**Stated exercise**
Repeat the whole of the data, keeping every detail the same.

**Data entries**
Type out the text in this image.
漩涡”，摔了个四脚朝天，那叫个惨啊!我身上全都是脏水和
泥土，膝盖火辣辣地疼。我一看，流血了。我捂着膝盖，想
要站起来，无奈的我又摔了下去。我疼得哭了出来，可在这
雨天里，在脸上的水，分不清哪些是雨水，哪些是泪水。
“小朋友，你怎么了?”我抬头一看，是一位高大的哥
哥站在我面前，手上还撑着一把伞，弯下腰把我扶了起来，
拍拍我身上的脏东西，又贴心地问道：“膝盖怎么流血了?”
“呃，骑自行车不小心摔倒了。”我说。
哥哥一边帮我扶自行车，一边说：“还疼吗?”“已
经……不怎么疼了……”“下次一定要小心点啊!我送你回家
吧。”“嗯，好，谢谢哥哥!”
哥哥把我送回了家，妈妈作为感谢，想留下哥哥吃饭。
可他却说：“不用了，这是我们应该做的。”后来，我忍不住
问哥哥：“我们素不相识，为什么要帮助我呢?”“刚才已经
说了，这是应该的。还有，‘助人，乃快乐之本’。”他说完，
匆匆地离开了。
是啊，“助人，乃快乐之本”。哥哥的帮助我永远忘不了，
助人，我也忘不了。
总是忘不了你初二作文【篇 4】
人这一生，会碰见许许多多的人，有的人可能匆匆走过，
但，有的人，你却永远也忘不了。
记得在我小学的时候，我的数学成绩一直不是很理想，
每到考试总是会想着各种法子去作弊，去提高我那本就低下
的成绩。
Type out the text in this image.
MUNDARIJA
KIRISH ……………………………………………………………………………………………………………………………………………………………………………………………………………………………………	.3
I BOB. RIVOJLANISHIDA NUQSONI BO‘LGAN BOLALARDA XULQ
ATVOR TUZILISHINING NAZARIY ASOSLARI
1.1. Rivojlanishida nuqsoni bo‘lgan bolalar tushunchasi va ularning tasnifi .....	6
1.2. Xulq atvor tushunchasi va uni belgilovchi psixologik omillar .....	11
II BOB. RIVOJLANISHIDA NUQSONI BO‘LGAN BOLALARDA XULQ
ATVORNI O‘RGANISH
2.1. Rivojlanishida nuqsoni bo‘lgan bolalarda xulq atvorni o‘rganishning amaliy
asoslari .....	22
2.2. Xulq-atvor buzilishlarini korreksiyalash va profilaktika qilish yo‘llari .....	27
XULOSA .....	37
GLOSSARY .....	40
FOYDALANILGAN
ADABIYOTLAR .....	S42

**Answer**
Type out the text in this image.
漩涡”，摔了个四脚朝天，那叫个惨啊!我身上全都是脏水和
泥土，膝盖火辣辣地疼。我一看，流血了。我捂着膝盖，想
要站起来，无奈的我又摔了下去。我疼得哭了出来，可在这
雨天里，在脸上的水，分不清哪些是雨水，哪些是泪水。
“小朋友，你怎么了?”我抬头一看，是一位高大的哥
哥站在我面前，手上还撑着一把伞，弯下腰把我扶了起来，
拍拍我身上的脏东西，又贴心地问道：“膝盖怎么流血了?”
“呃，骑自行车不小心摔倒了。”我说。
哥哥一边帮我扶自行车，一边说：“还疼吗?”“已
经……不怎么疼了……”“下次一定要小心点啊!我送你回家
吧。”“嗯，好，谢谢哥哥!”
哥哥把我送回了家，妈妈作为感谢，想留下哥哥吃饭。
可他却说：“不用了，这是我们应该做的。”后来，我忍不住
问哥哥：“我们素不相识，为什么要帮助我呢?”“刚才已经
说了，这是应该的。还有，‘助人，乃快乐之本’。”他说完，
匆匆地离开了。
是啊，“助人，乃快乐之本”。哥哥的帮助我永远忘不了，
助人，我也忘不了。
总是忘不了你初二作文【篇 4】
人这一生，会碰见许许多多的人，有的人可能匆匆走过，
但，有的人，你却永远也忘不了。
记得在我小学的时候，我的数学成绩一直不是很理想，
每到考试总是会想着各种法子去作弊，去提高我那本就低下
的成绩。
Type out the text in this image.
MUNDARIJA
KIRISH ……………………………………………………………………………………………………………………………………………………………………………………………………………………………………	.3
I BOB. RIVOJLANISHIDA NUQSONI BO‘LGAN BOLALARDA XULQ
ATVOR TUZILISHINING NAZARIY ASOSLARI
1.1. Rivojlanishida nuqsoni bo‘lgan bolalar tushunchasi va ularning tasnifi .....	6
1.2. Xulq atvor tushunchasi va uni belgilovchi psixologik omillar .....	11
II BOB. RIVOJLANISHIDA NUQSONI BO‘LGAN BOLALARDA XULQ
ATVORNI O‘RGANISH
2.1. Rivojlanishida nuqsoni bo‘lgan bolalarda xulq atvorni o‘rganishning amaliy
asoslari .....	22
2.2. Xulq-atvor buzilishlarini korreksiyalash va profilaktika qilish yo‘llari .....	27
XULOSA .....	37
GLOSSARY .....	40
FOYDALANILGAN
ADABIYOTLAR .....	S42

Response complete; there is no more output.